INSTRUCTIONS TO FOLLOW:
Give the number of lines in the data that hold the word "this", and nothing else.

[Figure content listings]
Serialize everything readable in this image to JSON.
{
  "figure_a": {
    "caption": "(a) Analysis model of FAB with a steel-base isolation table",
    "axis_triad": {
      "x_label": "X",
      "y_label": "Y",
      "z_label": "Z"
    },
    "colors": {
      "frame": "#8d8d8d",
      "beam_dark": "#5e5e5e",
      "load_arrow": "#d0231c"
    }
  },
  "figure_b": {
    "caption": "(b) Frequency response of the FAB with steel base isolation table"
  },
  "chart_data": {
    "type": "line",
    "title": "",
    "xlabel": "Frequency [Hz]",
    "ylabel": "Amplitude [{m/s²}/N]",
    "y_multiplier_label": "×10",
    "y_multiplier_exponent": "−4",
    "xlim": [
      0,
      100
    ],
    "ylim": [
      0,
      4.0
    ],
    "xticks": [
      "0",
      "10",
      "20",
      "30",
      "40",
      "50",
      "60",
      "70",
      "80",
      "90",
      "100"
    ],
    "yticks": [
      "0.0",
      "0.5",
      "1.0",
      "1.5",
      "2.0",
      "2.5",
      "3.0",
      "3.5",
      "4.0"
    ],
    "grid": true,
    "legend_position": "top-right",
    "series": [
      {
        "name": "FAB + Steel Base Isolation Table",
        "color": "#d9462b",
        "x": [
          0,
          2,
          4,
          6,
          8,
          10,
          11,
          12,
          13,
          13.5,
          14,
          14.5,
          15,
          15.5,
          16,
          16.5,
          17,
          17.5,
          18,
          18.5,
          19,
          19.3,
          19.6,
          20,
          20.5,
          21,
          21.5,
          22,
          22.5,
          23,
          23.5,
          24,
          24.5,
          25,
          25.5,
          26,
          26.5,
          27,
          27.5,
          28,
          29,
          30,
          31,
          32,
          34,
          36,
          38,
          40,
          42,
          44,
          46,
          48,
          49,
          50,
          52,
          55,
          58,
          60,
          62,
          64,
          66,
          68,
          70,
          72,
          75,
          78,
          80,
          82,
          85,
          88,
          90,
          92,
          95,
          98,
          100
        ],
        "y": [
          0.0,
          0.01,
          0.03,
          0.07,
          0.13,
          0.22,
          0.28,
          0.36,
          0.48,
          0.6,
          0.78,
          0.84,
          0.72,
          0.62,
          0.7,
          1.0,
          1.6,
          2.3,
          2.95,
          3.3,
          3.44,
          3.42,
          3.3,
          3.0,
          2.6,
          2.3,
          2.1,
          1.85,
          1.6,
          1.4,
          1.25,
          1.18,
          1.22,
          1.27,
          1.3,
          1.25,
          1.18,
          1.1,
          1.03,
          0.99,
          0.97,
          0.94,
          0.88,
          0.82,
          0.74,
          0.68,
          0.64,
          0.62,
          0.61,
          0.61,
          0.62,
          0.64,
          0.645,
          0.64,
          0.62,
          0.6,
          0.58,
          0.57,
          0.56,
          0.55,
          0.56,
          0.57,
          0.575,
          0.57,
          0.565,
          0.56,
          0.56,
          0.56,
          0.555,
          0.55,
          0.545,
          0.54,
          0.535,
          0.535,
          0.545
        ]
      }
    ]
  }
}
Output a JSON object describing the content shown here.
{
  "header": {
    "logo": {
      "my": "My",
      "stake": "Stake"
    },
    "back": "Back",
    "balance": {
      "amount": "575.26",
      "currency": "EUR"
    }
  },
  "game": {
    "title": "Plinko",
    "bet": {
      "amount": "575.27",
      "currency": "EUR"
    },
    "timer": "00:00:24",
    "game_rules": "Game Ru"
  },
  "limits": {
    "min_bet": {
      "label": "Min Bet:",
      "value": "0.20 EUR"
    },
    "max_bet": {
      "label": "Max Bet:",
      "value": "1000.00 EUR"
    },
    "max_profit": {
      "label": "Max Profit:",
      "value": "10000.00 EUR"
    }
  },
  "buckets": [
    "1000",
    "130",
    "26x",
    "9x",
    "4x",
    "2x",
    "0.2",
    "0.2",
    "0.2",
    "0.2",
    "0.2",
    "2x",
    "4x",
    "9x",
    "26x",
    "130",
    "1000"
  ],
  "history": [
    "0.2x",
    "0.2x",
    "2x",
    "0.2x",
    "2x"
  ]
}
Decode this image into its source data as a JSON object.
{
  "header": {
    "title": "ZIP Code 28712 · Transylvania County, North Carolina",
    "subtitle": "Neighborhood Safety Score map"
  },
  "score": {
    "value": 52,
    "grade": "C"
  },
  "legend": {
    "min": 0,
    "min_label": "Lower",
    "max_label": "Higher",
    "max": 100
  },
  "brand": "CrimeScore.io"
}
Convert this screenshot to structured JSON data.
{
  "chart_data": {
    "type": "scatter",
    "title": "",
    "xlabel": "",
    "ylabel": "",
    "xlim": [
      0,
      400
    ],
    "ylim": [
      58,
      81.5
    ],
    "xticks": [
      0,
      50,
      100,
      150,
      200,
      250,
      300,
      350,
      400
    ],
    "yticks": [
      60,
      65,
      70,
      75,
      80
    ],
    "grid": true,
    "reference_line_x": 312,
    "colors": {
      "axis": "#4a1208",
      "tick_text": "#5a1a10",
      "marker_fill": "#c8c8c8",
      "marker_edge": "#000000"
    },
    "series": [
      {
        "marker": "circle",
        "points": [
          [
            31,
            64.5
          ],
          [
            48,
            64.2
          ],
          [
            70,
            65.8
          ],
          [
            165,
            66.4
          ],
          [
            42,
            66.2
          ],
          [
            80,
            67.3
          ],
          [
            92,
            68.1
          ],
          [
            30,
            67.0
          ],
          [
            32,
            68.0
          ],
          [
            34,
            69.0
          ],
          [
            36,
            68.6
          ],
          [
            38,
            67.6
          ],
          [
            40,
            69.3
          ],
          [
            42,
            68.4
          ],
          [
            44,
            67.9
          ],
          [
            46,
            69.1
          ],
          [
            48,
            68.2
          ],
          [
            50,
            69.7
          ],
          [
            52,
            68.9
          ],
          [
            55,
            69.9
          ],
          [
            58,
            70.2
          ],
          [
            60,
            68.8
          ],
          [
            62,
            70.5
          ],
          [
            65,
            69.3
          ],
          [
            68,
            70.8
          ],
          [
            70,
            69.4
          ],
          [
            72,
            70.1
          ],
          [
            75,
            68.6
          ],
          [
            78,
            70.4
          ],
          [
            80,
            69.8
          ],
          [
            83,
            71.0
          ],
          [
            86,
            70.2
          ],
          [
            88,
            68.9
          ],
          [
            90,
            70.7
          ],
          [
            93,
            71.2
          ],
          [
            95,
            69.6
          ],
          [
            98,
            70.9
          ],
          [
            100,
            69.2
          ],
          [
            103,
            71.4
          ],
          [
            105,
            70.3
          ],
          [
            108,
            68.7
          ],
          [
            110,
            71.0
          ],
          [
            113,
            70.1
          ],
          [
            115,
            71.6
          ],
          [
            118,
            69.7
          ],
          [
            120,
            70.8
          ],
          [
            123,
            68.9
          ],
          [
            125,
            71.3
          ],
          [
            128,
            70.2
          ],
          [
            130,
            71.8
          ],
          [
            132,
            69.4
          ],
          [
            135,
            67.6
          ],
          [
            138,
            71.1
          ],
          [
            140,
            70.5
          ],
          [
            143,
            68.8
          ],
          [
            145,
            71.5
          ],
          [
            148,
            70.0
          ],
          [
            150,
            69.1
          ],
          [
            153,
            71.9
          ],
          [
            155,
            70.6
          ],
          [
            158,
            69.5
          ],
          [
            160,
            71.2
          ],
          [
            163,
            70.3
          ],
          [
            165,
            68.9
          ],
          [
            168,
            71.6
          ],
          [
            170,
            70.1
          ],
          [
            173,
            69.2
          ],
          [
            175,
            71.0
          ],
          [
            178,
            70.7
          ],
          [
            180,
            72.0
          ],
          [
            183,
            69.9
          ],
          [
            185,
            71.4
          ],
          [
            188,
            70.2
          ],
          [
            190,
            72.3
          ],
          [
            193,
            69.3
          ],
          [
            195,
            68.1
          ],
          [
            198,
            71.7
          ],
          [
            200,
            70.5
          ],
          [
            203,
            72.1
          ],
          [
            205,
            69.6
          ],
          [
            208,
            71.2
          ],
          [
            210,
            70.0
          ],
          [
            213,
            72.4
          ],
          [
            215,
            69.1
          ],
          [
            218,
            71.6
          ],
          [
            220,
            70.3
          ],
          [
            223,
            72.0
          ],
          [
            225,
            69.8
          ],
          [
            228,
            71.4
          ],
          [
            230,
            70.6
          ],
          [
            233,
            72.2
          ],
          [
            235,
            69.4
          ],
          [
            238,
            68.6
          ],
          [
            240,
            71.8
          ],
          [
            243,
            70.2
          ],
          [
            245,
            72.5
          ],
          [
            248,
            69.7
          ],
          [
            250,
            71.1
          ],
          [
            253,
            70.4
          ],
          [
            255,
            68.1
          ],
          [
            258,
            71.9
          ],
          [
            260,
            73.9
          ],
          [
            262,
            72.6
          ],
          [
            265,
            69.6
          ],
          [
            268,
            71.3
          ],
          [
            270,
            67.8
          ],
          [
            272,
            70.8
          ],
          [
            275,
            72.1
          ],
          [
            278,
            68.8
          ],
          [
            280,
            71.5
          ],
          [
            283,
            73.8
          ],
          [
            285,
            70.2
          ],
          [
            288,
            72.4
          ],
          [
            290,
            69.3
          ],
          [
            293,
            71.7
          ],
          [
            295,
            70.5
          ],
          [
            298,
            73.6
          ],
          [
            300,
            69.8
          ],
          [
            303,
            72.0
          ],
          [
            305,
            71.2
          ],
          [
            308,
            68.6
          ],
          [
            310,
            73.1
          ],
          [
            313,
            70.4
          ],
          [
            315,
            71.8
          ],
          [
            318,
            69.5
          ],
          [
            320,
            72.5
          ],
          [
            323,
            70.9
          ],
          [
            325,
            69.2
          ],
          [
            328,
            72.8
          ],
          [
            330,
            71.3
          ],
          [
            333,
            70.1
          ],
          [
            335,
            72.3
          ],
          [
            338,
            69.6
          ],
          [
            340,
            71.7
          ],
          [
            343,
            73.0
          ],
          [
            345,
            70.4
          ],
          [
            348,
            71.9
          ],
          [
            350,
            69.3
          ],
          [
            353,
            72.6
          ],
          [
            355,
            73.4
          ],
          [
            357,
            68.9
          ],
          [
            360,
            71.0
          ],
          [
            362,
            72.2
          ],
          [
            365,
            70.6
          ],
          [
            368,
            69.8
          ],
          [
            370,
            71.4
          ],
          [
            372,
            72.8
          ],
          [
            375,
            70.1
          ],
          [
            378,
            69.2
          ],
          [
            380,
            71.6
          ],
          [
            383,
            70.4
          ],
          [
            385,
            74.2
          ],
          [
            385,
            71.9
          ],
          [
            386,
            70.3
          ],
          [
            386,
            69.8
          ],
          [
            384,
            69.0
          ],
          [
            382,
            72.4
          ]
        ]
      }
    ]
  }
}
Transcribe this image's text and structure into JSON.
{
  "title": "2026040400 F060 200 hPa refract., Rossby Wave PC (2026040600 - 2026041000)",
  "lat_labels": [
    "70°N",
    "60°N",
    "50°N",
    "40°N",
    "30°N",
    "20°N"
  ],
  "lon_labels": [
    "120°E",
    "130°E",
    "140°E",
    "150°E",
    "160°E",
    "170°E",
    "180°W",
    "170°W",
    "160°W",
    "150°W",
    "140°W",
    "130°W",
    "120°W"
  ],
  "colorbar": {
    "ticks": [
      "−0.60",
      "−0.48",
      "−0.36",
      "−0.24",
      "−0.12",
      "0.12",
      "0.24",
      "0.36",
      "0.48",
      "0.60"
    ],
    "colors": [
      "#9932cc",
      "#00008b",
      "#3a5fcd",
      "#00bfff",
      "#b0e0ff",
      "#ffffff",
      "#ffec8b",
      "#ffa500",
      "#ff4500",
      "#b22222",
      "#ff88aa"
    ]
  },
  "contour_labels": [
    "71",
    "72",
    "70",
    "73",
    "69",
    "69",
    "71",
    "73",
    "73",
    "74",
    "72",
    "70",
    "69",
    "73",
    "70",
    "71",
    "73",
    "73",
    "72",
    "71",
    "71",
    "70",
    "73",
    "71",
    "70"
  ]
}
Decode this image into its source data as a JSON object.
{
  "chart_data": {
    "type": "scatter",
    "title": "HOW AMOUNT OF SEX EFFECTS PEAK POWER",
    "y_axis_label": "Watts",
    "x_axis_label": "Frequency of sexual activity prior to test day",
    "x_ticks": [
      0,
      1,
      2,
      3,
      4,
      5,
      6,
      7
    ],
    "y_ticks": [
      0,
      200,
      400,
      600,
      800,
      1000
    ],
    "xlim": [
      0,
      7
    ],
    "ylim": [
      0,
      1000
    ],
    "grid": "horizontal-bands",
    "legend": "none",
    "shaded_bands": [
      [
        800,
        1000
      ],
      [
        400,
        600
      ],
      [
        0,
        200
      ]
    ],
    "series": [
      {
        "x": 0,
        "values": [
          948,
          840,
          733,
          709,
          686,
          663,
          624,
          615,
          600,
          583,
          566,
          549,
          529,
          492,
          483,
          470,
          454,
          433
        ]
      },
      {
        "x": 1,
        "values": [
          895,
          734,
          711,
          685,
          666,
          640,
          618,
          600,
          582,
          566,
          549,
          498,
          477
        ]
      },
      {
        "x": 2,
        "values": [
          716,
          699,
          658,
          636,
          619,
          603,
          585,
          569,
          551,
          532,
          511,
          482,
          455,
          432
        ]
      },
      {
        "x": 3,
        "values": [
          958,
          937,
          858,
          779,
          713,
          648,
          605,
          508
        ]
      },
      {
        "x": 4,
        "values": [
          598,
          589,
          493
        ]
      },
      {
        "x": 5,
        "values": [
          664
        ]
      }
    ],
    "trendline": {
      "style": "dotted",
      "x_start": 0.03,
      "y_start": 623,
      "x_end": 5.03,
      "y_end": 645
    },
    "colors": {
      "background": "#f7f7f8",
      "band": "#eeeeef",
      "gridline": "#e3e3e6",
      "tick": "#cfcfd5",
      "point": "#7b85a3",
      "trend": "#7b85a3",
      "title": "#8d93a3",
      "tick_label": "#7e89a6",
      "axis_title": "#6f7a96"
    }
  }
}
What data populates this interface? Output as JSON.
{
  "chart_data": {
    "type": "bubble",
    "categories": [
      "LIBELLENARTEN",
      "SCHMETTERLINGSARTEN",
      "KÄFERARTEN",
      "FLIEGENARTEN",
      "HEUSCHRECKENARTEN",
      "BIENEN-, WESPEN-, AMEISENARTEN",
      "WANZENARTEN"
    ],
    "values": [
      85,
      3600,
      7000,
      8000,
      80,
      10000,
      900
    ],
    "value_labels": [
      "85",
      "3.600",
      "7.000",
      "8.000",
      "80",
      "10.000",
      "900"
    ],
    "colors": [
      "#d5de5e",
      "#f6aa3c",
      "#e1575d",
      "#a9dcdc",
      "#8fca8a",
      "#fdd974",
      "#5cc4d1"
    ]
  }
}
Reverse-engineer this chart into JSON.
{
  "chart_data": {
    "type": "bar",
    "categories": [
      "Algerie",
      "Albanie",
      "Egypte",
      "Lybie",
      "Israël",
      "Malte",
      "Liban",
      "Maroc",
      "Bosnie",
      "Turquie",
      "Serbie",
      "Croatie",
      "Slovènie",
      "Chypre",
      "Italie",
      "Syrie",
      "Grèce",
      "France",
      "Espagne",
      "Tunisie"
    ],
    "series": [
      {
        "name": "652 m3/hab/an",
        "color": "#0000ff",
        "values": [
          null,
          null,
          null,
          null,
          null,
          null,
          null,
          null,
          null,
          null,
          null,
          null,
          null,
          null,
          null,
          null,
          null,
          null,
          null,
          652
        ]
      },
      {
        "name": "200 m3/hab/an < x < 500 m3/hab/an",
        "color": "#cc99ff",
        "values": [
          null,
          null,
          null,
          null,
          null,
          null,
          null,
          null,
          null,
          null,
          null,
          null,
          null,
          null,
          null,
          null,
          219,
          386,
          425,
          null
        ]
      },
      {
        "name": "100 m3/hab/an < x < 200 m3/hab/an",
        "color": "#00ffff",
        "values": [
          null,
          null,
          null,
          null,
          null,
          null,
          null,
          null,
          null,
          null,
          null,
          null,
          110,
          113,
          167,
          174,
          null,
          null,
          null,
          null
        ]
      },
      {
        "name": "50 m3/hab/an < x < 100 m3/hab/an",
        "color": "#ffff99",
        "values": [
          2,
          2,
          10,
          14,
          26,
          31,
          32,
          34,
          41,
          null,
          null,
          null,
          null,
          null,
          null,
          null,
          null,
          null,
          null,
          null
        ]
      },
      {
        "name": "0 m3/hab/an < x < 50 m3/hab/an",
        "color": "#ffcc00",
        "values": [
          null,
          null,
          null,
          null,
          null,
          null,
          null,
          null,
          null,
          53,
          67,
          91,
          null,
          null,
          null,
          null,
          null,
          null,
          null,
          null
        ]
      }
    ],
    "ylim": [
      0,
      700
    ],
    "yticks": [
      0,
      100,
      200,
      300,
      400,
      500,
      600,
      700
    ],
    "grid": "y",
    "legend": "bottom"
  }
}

THE RESULT:
7